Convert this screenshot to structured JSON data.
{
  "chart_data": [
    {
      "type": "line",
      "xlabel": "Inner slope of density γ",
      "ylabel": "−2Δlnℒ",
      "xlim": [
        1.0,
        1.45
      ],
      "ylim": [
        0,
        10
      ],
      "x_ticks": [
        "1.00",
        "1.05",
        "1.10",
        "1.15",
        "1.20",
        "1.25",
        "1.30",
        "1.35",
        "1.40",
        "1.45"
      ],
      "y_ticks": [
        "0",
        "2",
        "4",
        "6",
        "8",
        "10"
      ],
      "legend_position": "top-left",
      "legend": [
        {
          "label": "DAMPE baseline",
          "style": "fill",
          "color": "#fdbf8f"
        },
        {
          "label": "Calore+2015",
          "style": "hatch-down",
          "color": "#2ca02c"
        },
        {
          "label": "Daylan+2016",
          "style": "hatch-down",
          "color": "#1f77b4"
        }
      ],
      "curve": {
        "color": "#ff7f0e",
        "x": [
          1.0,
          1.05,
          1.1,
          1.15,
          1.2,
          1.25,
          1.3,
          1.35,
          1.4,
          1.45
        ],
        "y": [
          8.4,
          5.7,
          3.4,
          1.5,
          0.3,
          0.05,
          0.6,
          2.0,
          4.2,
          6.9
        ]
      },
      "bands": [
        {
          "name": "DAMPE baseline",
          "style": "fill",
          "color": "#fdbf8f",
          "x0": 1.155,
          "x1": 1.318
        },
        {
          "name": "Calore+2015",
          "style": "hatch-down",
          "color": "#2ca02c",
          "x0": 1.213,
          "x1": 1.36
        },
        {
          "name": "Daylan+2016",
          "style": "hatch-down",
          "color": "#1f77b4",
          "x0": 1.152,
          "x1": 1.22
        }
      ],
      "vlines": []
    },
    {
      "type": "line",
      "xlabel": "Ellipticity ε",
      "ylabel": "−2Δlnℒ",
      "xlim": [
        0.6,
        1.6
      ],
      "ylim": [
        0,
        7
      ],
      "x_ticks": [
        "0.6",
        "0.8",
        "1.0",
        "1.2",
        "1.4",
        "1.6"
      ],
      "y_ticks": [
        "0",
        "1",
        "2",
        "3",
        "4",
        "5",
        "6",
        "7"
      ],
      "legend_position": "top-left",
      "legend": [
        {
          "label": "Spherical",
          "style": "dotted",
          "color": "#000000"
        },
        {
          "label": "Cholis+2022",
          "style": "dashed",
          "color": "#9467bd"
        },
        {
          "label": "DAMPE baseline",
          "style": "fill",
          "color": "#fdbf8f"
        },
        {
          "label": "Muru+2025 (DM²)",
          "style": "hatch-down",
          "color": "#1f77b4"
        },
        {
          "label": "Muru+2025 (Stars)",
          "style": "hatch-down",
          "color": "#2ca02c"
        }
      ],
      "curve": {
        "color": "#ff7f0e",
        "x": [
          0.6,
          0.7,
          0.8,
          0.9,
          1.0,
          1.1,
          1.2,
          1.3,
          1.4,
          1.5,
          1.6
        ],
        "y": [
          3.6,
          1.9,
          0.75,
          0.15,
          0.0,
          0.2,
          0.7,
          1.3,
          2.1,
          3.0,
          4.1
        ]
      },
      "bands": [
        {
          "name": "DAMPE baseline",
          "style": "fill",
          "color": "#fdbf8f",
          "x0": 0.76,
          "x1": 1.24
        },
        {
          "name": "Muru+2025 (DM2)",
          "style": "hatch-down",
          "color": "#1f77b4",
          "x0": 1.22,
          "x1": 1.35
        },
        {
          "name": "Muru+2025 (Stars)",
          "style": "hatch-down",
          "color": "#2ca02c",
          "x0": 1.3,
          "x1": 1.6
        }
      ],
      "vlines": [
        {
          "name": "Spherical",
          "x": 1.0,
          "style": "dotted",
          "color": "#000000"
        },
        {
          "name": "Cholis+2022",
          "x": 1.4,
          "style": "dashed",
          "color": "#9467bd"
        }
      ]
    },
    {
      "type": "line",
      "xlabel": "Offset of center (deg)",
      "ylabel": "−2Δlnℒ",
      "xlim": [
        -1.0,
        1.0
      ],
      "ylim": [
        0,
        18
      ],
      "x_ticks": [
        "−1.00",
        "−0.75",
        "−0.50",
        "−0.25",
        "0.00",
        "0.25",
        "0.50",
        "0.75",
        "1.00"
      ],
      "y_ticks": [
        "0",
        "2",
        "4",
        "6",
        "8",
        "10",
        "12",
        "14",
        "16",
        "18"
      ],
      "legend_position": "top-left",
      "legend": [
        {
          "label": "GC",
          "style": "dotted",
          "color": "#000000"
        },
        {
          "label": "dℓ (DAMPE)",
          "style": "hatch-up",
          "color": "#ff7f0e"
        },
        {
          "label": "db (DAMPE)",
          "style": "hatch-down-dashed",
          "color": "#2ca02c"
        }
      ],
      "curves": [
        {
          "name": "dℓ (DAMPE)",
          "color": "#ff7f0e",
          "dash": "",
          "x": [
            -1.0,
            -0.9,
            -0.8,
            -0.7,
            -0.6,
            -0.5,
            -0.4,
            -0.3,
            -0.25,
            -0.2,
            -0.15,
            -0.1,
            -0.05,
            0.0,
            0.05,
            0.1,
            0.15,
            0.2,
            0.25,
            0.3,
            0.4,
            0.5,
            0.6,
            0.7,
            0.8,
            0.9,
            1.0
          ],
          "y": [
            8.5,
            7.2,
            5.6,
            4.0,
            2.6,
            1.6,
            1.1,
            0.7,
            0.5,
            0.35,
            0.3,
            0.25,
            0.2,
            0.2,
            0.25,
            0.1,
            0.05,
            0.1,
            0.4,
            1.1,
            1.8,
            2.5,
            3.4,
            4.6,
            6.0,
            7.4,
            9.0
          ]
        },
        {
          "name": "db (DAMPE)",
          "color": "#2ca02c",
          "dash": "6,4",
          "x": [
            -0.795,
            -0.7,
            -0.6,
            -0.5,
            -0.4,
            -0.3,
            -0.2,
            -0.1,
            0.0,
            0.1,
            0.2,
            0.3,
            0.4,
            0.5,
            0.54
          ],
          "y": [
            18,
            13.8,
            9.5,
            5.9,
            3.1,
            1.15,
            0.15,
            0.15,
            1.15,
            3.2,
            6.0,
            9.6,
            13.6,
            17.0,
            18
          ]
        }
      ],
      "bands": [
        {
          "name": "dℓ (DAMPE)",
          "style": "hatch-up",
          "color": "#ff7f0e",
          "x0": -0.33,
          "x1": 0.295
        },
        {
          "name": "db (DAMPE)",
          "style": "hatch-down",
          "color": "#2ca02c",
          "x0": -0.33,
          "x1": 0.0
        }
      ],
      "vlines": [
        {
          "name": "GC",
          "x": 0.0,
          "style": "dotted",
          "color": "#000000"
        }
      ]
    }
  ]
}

--

# Problem statement
Pull every line containing "Stars" out of the data above.

# Task solution
          "label": "Muru+2025 (Stars)",
          "name": "Muru+2025 (Stars)",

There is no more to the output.